WHAT YOU SHOULD DO: Locate every line below that contains the word "name" and copy it.

Records about charts and figures:
====

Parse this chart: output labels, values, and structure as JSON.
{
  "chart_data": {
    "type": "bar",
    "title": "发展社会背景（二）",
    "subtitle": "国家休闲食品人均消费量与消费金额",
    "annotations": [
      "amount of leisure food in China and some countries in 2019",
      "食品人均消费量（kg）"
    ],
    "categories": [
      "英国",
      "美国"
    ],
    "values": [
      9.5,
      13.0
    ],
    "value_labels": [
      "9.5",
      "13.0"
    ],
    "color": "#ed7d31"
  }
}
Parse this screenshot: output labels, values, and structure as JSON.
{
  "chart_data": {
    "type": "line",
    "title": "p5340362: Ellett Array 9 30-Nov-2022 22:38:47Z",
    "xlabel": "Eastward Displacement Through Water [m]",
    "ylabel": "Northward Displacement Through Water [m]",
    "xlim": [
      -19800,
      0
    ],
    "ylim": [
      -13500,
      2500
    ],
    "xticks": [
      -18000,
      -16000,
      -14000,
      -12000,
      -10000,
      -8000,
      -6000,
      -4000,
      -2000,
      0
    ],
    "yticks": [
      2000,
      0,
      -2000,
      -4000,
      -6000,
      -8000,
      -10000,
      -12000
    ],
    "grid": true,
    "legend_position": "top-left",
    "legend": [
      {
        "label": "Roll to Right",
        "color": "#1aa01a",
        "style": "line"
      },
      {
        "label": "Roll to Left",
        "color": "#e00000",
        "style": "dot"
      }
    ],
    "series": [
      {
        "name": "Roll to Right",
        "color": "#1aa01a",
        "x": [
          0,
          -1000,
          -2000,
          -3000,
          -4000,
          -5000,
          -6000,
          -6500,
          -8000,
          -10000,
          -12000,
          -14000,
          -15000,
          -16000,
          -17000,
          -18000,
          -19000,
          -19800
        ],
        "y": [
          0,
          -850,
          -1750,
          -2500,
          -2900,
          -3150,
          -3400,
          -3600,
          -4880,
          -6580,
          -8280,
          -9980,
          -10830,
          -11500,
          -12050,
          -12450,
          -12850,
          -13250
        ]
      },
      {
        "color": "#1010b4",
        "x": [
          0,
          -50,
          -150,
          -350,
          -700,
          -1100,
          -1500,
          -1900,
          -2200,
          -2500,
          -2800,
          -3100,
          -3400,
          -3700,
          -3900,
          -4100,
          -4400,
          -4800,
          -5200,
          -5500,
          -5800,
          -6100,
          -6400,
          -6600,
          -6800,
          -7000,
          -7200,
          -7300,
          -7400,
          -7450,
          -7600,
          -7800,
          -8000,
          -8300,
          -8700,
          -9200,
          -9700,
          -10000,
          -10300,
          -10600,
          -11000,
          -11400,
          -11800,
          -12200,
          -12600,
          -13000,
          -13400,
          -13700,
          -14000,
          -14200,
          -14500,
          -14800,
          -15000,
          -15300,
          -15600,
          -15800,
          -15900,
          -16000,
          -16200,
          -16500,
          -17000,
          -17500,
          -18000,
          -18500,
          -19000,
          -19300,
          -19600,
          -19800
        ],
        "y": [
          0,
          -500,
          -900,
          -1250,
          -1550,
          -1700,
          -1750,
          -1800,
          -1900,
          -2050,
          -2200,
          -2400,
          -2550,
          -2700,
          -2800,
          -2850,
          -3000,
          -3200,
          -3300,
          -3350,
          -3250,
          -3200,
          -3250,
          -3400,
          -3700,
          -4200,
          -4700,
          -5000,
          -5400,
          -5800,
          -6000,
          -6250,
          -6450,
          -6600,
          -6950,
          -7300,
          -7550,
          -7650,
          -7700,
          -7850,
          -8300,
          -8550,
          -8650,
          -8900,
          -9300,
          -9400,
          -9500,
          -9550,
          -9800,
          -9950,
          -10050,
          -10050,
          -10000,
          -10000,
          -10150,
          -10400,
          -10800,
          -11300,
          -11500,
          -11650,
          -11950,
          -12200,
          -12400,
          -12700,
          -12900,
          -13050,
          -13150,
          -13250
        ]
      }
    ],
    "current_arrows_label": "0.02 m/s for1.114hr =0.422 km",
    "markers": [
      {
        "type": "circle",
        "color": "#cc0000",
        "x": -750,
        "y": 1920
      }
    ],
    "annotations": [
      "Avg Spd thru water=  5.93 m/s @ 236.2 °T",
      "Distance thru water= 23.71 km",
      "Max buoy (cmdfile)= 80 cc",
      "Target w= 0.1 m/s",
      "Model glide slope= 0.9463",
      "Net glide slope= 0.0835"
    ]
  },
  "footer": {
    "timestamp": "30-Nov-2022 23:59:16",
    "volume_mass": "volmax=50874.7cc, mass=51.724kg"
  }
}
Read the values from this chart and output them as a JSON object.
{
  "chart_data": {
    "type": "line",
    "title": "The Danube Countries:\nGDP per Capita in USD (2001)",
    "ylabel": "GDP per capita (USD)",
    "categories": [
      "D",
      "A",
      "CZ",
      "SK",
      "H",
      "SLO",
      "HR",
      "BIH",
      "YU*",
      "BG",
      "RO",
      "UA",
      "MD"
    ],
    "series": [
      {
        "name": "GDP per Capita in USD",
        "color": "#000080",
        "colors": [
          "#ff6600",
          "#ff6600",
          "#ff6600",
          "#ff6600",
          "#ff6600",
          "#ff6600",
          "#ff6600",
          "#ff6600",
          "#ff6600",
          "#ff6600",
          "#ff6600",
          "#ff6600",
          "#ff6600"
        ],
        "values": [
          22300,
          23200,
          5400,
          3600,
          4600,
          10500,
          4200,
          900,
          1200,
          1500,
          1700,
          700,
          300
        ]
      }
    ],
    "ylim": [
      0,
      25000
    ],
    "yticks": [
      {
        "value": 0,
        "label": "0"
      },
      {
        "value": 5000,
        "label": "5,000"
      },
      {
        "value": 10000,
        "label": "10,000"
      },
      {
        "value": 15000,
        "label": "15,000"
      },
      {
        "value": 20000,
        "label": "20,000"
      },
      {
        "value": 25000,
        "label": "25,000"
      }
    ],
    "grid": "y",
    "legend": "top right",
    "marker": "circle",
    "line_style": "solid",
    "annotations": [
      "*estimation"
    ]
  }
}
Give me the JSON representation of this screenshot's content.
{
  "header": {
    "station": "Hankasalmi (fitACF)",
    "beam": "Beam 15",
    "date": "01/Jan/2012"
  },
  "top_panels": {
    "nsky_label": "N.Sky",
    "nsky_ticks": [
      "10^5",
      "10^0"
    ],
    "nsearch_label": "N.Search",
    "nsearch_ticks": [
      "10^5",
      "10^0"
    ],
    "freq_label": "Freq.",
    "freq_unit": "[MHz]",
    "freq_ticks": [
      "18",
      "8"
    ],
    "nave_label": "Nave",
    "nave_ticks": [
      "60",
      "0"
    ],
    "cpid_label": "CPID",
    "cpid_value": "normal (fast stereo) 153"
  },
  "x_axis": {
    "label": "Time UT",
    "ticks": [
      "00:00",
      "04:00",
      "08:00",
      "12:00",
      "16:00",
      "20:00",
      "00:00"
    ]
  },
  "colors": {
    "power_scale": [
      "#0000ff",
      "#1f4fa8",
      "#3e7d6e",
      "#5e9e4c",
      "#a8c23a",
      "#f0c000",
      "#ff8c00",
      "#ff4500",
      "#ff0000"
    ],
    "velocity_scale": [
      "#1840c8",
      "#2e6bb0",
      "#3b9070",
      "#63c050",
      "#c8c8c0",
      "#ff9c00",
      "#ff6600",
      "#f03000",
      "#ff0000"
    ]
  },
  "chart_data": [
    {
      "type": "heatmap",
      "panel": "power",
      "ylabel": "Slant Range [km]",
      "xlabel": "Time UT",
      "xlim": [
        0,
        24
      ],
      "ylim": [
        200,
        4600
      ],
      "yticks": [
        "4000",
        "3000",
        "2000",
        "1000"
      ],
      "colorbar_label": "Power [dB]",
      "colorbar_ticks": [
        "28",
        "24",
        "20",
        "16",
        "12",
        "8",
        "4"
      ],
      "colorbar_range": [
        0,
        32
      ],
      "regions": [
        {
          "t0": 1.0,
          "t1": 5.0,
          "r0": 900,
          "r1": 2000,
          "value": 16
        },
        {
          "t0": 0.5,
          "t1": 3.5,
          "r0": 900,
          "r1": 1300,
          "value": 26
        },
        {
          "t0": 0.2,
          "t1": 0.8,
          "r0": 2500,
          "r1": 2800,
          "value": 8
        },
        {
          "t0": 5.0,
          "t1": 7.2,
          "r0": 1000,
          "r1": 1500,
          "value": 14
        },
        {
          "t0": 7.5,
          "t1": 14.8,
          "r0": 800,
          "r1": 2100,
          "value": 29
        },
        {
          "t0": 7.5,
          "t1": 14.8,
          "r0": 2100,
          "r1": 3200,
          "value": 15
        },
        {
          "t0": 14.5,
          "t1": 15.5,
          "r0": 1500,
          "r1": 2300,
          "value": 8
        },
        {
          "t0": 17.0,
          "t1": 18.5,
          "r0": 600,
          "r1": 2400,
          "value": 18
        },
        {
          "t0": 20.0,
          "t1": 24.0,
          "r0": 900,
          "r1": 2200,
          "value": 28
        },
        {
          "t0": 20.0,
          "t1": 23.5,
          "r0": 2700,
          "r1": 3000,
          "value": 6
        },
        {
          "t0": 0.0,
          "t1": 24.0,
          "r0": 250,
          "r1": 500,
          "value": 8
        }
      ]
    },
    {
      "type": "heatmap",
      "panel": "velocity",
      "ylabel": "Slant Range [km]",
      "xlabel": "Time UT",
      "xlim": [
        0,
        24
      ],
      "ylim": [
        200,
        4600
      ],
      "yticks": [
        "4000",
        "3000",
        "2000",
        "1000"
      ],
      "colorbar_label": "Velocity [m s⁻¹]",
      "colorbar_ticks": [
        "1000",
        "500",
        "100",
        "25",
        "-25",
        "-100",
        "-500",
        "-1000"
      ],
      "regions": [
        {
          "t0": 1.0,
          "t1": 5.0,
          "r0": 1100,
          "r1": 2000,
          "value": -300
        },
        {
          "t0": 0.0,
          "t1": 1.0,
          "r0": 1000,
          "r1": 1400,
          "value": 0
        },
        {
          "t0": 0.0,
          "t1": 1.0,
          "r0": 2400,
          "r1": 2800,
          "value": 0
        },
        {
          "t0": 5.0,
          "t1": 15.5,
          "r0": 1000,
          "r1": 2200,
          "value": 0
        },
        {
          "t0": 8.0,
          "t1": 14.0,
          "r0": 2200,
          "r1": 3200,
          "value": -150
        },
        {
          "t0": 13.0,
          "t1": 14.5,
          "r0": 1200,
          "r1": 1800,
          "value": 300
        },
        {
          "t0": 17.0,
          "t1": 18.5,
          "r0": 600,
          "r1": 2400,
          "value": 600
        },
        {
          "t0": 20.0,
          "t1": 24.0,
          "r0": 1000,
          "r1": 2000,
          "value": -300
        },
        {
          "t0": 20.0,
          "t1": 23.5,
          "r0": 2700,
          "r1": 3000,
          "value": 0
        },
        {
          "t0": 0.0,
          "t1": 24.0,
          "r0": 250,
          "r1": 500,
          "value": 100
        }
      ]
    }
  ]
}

====

FINAL RESULT:
        "name": "Roll to Right",
        "name": "GDP per Capita in USD",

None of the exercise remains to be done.